#### [RECORDS SHOWN]
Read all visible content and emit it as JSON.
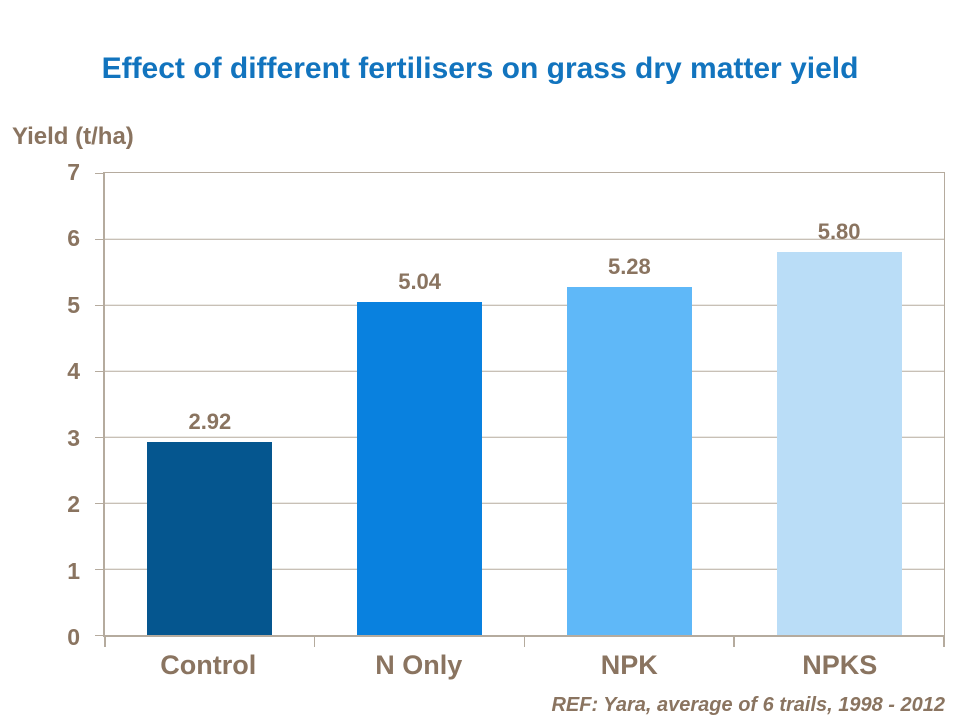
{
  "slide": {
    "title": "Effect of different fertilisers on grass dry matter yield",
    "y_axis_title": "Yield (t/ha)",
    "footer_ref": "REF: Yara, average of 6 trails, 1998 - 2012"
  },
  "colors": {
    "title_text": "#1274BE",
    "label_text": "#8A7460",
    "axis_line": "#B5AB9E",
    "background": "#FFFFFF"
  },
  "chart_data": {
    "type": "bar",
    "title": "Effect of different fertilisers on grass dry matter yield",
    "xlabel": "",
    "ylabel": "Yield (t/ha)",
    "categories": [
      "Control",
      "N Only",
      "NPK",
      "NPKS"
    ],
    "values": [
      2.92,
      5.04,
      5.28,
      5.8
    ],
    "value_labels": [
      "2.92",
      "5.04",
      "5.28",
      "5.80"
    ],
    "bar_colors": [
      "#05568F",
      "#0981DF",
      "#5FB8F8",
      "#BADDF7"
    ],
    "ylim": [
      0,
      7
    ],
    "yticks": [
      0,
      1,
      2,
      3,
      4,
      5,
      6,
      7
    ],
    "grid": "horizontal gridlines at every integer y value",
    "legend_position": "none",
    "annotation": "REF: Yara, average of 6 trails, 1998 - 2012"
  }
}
==
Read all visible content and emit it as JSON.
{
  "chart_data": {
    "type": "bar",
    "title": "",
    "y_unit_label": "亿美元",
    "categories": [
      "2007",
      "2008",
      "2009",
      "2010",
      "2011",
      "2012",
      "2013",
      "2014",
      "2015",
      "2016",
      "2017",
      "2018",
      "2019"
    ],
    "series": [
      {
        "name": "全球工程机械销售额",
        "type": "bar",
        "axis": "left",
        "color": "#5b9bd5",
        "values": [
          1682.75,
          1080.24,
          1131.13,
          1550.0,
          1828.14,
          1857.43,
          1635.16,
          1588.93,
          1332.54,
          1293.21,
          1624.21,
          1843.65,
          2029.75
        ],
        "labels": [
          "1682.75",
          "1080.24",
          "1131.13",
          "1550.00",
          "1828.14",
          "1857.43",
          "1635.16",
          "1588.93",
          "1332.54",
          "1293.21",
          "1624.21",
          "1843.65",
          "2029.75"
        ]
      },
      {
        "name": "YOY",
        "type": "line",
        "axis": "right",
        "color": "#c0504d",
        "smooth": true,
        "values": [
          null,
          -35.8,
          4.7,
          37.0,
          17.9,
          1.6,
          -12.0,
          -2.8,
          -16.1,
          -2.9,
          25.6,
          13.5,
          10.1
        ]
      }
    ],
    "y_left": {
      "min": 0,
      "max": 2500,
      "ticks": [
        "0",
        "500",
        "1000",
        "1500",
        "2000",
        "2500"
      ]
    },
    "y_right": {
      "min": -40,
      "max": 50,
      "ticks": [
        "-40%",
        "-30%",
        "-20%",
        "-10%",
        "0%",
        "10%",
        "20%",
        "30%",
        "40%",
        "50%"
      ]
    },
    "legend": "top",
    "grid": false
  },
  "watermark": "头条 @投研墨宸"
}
==
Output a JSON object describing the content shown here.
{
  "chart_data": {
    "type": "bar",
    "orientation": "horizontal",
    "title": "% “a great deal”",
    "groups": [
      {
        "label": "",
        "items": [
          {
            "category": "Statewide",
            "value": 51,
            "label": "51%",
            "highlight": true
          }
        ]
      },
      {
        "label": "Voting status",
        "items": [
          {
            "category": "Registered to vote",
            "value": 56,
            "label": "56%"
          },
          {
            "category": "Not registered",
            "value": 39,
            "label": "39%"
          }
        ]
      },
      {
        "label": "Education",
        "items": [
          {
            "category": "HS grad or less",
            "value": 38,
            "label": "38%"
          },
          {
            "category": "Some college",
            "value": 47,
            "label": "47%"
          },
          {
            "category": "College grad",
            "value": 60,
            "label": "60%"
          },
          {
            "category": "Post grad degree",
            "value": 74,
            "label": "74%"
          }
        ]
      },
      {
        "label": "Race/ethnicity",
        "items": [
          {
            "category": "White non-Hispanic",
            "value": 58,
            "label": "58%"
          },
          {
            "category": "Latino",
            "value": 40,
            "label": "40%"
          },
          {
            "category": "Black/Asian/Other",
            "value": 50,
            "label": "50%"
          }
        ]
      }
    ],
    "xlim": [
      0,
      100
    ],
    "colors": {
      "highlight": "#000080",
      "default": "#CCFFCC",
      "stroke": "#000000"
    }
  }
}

#### [INSTRUCTIONS TO FOLLOW]
Whenever "trails" turns up in a line, pick that line out.

#### [RESULT]
    "footer_ref": "REF: Yara, average of 6 trails, 1998 - 2012"
    "annotation": "REF: Yara, average of 6 trails, 1998 - 2012"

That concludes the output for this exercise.